• [Collected data entries]:
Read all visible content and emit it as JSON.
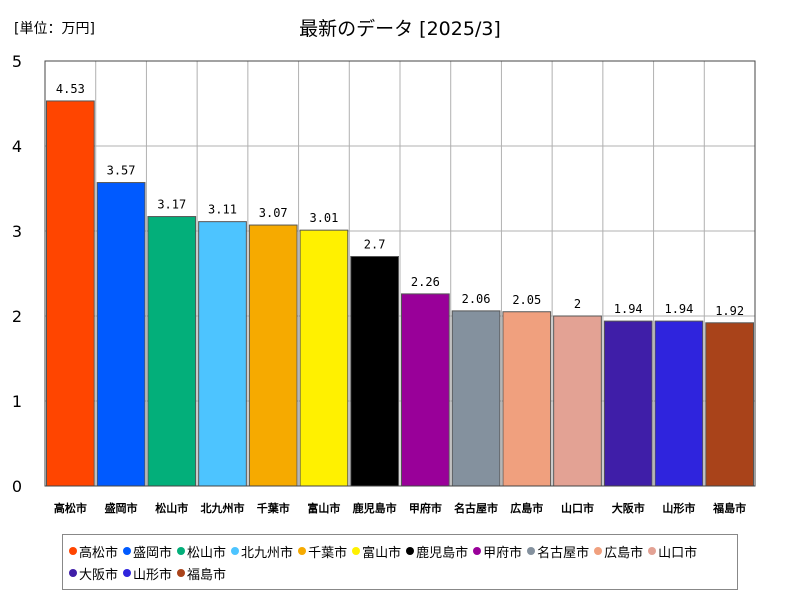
{
  "header": {
    "unit": "[単位：万円]",
    "title": "最新のデータ [2025/3]"
  },
  "chart_data": {
    "type": "bar",
    "categories": [
      "高松市",
      "盛岡市",
      "松山市",
      "北九州市",
      "千葉市",
      "富山市",
      "鹿児島市",
      "甲府市",
      "名古屋市",
      "広島市",
      "山口市",
      "大阪市",
      "山形市",
      "福島市"
    ],
    "values": [
      4.53,
      3.57,
      3.17,
      3.11,
      3.07,
      3.01,
      2.7,
      2.26,
      2.06,
      2.05,
      2,
      1.94,
      1.94,
      1.92
    ],
    "value_labels": [
      "4.53",
      "3.57",
      "3.17",
      "3.11",
      "3.07",
      "3.01",
      "2.7",
      "2.26",
      "2.06",
      "2.05",
      "2",
      "1.94",
      "1.94",
      "1.92"
    ],
    "colors": [
      "#FF4500",
      "#005AFF",
      "#03AF7A",
      "#4DC4FF",
      "#F6AA00",
      "#FFF100",
      "#000000",
      "#990099",
      "#84919E",
      "#F0A07E",
      "#E3A294",
      "#3F1EA8",
      "#2F24DD",
      "#A9431A"
    ],
    "ylim": [
      0,
      5
    ],
    "yticks": [
      "0",
      "1",
      "2",
      "3",
      "4",
      "5"
    ],
    "grid": true,
    "legend_position": "bottom"
  }
}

• [Set task]: Reproduce the whole listing exactly, but not the images in it.

• [Task answer]:
Read all visible content and emit it as JSON.
{
  "header": {
    "unit": "[単位：万円]",
    "title": "最新のデータ [2025/3]"
  },
  "chart_data": {
    "type": "bar",
    "categories": [
      "高松市",
      "盛岡市",
      "松山市",
      "北九州市",
      "千葉市",
      "富山市",
      "鹿児島市",
      "甲府市",
      "名古屋市",
      "広島市",
      "山口市",
      "大阪市",
      "山形市",
      "福島市"
    ],
    "values": [
      4.53,
      3.57,
      3.17,
      3.11,
      3.07,
      3.01,
      2.7,
      2.26,
      2.06,
      2.05,
      2,
      1.94,
      1.94,
      1.92
    ],
    "value_labels": [
      "4.53",
      "3.57",
      "3.17",
      "3.11",
      "3.07",
      "3.01",
      "2.7",
      "2.26",
      "2.06",
      "2.05",
      "2",
      "1.94",
      "1.94",
      "1.92"
    ],
    "colors": [
      "#FF4500",
      "#005AFF",
      "#03AF7A",
      "#4DC4FF",
      "#F6AA00",
      "#FFF100",
      "#000000",
      "#990099",
      "#84919E",
      "#F0A07E",
      "#E3A294",
      "#3F1EA8",
      "#2F24DD",
      "#A9431A"
    ],
    "ylim": [
      0,
      5
    ],
    "yticks": [
      "0",
      "1",
      "2",
      "3",
      "4",
      "5"
    ],
    "grid": true,
    "legend_position": "bottom"
  }
}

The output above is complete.